→ To do: Please pull out every line that includes the string "Eight".

→ Record extracts:

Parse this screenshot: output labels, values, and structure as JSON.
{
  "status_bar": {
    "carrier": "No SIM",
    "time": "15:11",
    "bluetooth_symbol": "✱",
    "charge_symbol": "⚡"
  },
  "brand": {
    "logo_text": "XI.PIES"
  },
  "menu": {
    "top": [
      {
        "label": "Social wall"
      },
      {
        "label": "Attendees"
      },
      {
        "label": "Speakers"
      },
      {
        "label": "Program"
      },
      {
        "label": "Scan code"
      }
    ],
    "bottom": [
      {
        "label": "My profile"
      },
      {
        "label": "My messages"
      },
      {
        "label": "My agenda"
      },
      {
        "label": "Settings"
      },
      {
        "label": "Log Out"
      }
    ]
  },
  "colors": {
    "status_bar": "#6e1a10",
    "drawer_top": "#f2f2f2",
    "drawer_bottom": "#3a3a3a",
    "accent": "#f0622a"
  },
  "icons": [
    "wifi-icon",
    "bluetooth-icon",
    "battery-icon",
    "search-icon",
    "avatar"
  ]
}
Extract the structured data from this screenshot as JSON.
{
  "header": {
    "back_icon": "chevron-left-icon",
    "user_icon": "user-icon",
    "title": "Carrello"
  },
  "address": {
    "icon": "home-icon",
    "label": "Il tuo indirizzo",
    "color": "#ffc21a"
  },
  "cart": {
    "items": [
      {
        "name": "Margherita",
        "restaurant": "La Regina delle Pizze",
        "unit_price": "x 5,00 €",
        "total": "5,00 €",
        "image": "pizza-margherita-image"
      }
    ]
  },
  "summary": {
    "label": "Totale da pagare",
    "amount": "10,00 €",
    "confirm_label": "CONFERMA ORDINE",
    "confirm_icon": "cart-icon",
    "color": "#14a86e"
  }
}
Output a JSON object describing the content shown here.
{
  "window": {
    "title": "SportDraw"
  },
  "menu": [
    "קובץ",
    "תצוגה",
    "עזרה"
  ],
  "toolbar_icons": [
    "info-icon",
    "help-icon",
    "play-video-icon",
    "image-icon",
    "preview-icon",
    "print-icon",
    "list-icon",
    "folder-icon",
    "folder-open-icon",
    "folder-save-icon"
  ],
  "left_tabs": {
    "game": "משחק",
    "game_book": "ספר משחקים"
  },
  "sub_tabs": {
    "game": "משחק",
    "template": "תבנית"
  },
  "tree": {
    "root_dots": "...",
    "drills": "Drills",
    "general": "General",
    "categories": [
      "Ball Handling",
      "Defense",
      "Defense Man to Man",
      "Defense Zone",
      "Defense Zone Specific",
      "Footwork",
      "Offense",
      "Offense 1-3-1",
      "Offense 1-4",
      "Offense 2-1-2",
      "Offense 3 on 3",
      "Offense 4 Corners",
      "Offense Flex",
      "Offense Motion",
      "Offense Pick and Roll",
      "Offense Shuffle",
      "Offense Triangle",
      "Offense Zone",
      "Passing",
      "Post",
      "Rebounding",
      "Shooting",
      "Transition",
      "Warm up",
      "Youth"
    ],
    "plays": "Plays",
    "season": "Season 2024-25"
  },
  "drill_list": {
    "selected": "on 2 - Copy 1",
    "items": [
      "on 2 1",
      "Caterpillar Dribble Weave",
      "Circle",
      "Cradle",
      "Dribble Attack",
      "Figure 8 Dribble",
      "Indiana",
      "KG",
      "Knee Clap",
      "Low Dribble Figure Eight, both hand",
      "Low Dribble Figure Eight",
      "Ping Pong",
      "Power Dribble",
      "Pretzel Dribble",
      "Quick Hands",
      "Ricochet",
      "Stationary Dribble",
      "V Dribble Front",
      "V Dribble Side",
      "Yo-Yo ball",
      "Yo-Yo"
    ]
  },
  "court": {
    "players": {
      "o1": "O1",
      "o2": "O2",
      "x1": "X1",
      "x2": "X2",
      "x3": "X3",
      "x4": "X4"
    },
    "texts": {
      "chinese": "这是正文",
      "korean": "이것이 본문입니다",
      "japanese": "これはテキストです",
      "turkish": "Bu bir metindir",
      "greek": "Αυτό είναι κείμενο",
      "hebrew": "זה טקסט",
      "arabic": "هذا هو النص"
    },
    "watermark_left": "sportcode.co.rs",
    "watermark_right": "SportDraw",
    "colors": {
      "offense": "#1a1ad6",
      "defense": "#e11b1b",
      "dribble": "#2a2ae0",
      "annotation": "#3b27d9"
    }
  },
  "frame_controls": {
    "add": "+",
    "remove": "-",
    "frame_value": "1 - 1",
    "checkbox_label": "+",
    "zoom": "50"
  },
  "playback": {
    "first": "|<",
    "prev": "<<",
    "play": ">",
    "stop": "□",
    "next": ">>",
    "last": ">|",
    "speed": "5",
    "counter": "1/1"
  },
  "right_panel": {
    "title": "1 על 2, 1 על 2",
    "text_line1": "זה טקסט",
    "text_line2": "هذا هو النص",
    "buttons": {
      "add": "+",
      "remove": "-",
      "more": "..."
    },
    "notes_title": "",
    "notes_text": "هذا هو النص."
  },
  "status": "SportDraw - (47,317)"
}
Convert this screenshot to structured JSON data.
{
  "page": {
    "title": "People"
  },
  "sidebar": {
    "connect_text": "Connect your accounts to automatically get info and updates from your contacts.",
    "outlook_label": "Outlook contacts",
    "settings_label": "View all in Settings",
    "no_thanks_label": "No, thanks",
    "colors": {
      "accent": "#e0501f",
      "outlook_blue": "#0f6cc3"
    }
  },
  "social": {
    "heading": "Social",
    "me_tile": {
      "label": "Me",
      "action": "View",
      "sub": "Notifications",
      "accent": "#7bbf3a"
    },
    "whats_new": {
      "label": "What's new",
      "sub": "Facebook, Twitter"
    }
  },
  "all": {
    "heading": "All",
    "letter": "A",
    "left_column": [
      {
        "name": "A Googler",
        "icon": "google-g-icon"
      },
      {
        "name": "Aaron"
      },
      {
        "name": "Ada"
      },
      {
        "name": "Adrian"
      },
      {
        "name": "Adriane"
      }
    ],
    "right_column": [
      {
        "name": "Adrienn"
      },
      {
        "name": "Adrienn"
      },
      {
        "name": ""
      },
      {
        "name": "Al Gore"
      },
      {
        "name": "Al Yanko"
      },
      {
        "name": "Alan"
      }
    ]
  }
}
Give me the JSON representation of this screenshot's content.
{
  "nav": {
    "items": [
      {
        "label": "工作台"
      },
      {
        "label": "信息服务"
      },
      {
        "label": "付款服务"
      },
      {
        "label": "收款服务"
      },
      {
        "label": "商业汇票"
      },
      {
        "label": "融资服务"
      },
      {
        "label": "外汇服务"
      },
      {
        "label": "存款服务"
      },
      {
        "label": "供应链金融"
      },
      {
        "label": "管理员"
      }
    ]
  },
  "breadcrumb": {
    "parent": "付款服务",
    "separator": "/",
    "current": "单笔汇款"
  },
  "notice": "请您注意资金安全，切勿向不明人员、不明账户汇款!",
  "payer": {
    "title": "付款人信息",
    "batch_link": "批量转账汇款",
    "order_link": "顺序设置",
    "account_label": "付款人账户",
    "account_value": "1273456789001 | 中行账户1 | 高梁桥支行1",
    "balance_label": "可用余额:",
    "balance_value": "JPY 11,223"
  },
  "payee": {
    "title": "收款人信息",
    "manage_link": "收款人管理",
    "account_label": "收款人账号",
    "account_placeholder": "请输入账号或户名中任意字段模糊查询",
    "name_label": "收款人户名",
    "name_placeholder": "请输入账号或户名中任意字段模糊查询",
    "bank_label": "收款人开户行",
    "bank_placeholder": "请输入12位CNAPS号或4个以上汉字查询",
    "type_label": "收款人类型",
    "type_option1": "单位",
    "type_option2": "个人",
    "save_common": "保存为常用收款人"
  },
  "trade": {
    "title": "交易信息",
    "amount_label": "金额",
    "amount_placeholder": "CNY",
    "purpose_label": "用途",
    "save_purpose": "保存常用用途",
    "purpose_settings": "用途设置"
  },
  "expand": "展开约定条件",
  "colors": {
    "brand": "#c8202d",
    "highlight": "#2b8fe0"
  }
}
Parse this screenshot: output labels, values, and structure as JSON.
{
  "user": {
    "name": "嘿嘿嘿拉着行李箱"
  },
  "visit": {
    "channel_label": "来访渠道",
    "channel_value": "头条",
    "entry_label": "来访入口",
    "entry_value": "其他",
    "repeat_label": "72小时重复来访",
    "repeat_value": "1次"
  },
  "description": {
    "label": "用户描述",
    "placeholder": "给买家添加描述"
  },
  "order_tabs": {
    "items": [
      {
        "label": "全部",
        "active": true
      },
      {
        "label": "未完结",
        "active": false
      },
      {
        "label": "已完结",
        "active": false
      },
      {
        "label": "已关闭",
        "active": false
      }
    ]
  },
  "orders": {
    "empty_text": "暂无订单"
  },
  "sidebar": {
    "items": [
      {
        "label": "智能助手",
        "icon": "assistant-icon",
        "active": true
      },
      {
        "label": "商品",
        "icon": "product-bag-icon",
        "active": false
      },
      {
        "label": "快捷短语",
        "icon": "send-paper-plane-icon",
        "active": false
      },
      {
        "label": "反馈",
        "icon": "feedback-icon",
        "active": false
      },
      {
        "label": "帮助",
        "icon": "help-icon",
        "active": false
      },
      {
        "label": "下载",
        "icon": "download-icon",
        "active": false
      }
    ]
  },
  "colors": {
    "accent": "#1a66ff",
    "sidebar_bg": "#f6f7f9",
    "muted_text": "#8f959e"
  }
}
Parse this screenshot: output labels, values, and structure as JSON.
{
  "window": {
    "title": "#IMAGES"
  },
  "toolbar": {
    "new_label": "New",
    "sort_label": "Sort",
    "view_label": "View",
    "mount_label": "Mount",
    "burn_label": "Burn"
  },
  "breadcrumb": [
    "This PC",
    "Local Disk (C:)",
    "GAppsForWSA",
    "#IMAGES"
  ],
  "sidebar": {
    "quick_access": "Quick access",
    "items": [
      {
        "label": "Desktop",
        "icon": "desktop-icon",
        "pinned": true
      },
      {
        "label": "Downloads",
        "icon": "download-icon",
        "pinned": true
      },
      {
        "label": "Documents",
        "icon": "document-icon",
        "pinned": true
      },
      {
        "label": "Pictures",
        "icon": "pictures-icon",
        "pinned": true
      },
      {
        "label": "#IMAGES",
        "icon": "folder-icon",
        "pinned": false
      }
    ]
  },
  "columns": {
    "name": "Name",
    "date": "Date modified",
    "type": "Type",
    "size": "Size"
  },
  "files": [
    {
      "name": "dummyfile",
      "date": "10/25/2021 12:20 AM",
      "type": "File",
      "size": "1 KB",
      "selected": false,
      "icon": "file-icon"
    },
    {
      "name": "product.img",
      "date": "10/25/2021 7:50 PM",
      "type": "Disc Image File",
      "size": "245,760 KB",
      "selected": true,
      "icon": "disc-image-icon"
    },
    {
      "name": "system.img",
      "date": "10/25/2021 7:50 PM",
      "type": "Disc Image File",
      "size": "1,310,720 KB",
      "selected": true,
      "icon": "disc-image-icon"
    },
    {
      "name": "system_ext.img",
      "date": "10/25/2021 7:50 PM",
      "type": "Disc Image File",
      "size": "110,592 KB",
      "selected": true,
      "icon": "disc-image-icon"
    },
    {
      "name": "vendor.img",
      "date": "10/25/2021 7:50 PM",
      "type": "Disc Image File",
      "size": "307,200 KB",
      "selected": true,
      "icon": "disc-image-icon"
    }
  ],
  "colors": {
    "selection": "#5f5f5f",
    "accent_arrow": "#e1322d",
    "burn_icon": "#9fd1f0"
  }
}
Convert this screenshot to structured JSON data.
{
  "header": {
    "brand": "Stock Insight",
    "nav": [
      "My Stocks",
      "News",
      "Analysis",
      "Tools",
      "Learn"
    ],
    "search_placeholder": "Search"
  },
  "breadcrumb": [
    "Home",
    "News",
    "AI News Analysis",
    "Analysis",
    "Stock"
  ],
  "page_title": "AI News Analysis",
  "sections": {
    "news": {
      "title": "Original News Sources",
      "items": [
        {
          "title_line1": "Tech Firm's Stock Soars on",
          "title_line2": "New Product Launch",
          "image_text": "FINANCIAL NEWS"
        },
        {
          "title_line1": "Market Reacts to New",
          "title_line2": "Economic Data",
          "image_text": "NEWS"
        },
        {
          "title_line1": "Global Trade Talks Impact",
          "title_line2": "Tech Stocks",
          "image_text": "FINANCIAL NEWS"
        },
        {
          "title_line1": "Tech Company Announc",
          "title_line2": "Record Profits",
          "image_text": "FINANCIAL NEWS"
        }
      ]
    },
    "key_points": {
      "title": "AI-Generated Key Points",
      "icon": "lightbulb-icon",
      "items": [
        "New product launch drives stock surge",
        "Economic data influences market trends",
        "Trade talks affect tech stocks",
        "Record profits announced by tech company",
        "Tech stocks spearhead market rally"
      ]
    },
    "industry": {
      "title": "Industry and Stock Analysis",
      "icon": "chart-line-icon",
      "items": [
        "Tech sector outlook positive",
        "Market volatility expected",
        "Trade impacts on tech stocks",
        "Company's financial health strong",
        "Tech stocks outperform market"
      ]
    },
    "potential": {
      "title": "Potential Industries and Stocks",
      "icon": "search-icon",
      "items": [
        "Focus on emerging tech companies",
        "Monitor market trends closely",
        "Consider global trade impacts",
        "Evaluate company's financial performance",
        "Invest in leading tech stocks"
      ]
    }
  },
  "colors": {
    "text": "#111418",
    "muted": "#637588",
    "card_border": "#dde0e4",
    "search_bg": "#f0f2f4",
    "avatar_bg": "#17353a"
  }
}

→ Answer for the task:
      "Low Dribble Figure Eight, both hand",
      "Low Dribble Figure Eight",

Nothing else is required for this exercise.